Begin PROVIDED PASSAGE
Talking About Community Relationships Online Symposium
26 May – 16 June 2025
Our biggest professional learning event of the year - early bird and group discount tickets available now!
REGISTER NOWOverview
Join our biggest professional learning event of the year!
Hear from knowledge leaders as they share insights into fostering meaningful community relationships in early childhood settings.
Designed for and by early childhood professionals, our online symposium offers practical strategies and an inspiring real-world case study to help you foster meaningful relationships within your community.
Released Monday 26 May and closing 16 June, you’ll have a backstage pass to:
- 8 x 20–30-minute flexi-study modules: learn at your own pace, when it suits you
- Expert insights from a lineup of early childhood education experts
- Inspiration from a real-world case study
- 4 PD hours
- Reflection guides to deepen learning outcomes and support peer-learning
Modules
Each module delves into key aspects of community engagement in early childhood, providing you with insights and strategies to enhance your pedagogy, improve practice and strengthen partnerships.
Module 1: Place-based pedagogy
Presenters: KU Learning and Development Team
Place-based pedagogy creates opportunities to become deeply immersed in experiencing the world around us. In ‘place’ we learn about ourselves, our capacities, and responsibilities.
Explore the benefits of an inquiry led, place-based pedagogical framework to support children’s emerging identities in context with family, early childhood service, neighbourhoods and community. Discover impactful examples of place-based pedagogy and shifting community perceptions.
We will invite you to examine your own community for opportunities to develop place-based relationships and offer sound advice for establishing these practices in your own centre community.
Module 2: Pedagogy beyond the gate
Presenter: Karen Anderson, Balnarring Preschool
Exposing children to what is beyond the early childhood service’s gate supports their sense of belonging. This module explores:
- Building children’s knowledge of the surrounding community and environment
- Exposing children to the world around them and its diversity
- Fostering children’s curiosity, excitement and awareness of what lies beyond the gate
Module 3: Voices of families
Presenter: Kelly Goodsir, KGConsulting
Partnerships with families in early childhood services are crucial for building a strong community. This module explores how every family is unique with a diversity of contexts, stories and experiences.
End PROVIDED PASSAGE
According to the symposium page, who presents the module titled "Pedagogy beyond the gate"?
Begin EXTRACTED MATERIAL
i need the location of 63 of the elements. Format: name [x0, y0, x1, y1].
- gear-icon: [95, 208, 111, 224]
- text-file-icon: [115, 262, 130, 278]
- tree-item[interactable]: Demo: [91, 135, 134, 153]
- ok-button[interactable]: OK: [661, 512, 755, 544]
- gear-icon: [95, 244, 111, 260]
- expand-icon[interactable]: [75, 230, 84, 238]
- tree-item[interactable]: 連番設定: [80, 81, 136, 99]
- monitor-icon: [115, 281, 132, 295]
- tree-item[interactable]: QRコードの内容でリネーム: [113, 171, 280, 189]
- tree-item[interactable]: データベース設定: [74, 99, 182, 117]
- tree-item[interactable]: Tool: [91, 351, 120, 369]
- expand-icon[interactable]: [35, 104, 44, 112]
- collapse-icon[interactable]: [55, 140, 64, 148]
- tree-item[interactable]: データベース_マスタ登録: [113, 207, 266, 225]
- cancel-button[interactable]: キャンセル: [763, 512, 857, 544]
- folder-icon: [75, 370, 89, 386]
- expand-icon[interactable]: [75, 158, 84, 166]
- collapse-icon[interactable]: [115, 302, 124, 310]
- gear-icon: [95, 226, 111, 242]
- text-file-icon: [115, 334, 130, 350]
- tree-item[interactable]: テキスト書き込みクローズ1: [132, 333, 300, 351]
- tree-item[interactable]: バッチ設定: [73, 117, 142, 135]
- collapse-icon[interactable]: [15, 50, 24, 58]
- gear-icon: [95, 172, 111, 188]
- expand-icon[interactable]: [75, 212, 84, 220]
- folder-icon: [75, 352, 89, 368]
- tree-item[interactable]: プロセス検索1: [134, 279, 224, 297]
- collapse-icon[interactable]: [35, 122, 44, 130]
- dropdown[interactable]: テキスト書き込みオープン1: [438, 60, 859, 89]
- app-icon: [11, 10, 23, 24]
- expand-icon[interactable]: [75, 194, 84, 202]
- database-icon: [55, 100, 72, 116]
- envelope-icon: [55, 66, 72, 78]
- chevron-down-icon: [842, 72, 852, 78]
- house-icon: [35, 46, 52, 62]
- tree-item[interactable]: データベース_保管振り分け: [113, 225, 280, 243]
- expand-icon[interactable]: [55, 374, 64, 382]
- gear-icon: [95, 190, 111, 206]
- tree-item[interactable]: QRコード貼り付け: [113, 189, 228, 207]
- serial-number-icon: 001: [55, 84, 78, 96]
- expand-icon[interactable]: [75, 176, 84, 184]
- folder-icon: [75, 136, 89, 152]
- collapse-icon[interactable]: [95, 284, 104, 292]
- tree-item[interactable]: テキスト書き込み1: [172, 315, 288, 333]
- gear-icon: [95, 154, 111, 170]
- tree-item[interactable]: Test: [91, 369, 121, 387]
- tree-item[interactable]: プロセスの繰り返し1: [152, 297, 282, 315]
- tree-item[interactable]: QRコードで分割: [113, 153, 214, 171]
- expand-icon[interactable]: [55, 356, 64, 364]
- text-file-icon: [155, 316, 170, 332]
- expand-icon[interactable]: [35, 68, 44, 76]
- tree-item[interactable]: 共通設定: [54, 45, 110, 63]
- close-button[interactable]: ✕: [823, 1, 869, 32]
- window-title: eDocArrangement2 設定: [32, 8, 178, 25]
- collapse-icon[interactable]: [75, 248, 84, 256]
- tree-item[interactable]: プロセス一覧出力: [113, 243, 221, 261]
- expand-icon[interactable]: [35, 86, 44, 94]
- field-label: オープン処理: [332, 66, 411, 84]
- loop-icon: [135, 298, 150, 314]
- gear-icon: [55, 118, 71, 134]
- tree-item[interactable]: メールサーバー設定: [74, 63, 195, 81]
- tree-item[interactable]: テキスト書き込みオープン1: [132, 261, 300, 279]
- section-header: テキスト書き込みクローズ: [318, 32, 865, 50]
End EXTRACTED MATERIAL
SOLUTION TO THIS TASK ->
Karen Anderson of Balnarring Preschool